* **Given problem**:
Locate every line in the records below that holds the word "предоставления" and return each one.

* **Data listing**:
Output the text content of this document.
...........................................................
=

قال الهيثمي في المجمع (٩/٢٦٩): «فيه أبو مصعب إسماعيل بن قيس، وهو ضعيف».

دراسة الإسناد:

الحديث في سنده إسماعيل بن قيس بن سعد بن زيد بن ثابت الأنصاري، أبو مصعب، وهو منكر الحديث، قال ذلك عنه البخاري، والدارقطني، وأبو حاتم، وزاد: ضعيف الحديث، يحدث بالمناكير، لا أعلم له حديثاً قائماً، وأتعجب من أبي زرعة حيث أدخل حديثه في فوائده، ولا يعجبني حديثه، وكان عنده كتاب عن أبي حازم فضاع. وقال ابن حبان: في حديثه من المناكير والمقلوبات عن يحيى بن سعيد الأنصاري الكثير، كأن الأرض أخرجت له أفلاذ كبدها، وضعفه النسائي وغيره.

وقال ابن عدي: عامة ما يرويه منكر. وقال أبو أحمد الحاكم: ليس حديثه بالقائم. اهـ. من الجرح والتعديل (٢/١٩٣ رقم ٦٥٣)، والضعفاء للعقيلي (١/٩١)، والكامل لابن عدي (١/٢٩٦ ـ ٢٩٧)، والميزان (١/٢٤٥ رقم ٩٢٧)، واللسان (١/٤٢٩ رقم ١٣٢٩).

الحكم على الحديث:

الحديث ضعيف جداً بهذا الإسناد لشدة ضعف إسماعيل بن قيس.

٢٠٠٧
* * *
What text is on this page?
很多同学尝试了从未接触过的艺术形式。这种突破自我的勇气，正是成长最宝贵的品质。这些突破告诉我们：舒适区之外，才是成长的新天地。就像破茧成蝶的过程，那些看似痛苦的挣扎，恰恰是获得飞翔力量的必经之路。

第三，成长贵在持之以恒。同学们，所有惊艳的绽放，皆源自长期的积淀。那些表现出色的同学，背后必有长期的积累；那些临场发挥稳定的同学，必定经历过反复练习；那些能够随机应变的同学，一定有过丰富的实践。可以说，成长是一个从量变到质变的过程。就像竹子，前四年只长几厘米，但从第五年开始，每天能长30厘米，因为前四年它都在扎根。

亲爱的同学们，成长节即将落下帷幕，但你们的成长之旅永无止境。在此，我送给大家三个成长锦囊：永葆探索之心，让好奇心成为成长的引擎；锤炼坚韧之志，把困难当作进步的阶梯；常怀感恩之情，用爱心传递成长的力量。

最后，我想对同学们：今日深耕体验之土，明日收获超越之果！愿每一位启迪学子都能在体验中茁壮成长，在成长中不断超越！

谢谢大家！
--
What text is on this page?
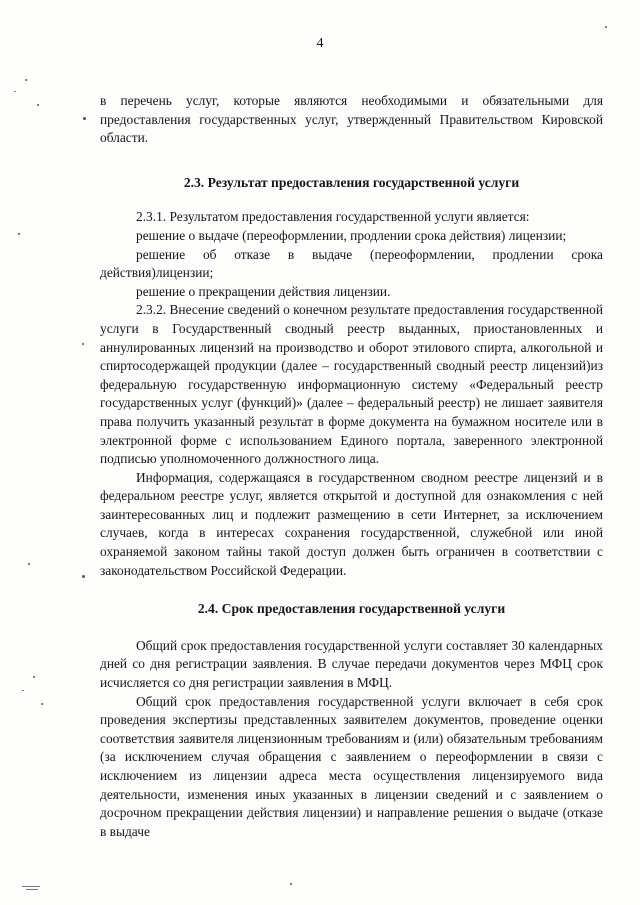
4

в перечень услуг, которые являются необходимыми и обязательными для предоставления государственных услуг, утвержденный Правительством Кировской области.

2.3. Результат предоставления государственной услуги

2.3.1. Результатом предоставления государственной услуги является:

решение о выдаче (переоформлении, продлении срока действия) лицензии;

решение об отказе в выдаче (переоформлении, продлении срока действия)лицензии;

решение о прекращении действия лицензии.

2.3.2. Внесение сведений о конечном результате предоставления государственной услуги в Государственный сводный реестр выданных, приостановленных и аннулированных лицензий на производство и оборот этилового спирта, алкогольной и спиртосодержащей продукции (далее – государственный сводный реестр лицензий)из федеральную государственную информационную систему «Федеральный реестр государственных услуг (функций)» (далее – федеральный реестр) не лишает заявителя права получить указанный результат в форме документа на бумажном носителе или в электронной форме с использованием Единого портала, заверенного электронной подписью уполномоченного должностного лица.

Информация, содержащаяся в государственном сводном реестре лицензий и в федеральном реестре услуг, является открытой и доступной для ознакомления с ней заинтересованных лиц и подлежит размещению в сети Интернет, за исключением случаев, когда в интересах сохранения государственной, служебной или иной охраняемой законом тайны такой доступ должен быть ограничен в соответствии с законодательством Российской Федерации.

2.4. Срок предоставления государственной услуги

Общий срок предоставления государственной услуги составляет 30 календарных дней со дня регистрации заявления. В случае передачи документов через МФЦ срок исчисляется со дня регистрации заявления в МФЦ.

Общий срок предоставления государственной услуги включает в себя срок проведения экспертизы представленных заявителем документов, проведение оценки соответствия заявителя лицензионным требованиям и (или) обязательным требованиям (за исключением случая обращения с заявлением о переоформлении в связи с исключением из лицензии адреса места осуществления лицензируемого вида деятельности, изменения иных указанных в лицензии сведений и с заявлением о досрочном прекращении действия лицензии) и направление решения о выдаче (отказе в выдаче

* **Output**:
в перечень услуг, которые являются необходимыми и обязательными для предоставления государственных услуг, утвержденный Правительством Кировской области.
2.3. Результат предоставления государственной услуги
2.3.1. Результатом предоставления государственной услуги является:
2.3.2. Внесение сведений о конечном результате предоставления государственной услуги в Государственный сводный реестр выданных, приостановленных и аннулированных лицензий на производство и оборот этилового спирта, алкогольной и спиртосодержащей продукции (далее – государственный сводный реестр лицензий)из федеральную государственную информационную систему «Федеральный реестр государственных услуг (функций)» (далее – федеральный реестр) не лишает заявителя права получить указанный результат в форме документа на бумажном носителе или в электронной форме с использованием Единого портала, заверенного электронной подписью уполномоченного должностного лица.
2.4. Срок предоставления государственной услуги
Общий срок предоставления государственной услуги составляет 30 календарных дней со дня регистрации заявления. В случае передачи документов через МФЦ срок исчисляется со дня регистрации заявления в МФЦ.
Общий срок предоставления государственной услуги включает в себя срок проведения экспертизы представленных заявителем документов, проведение оценки соответствия заявителя лицензионным требованиям и (или) обязательным требованиям (за исключением случая обращения с заявлением о переоформлении в связи с исключением из лицензии адреса места осуществления лицензируемого вида деятельности, изменения иных указанных в лицензии сведений и с заявлением о досрочном прекращении действия лицензии) и направление решения о выдаче (отказе в выдаче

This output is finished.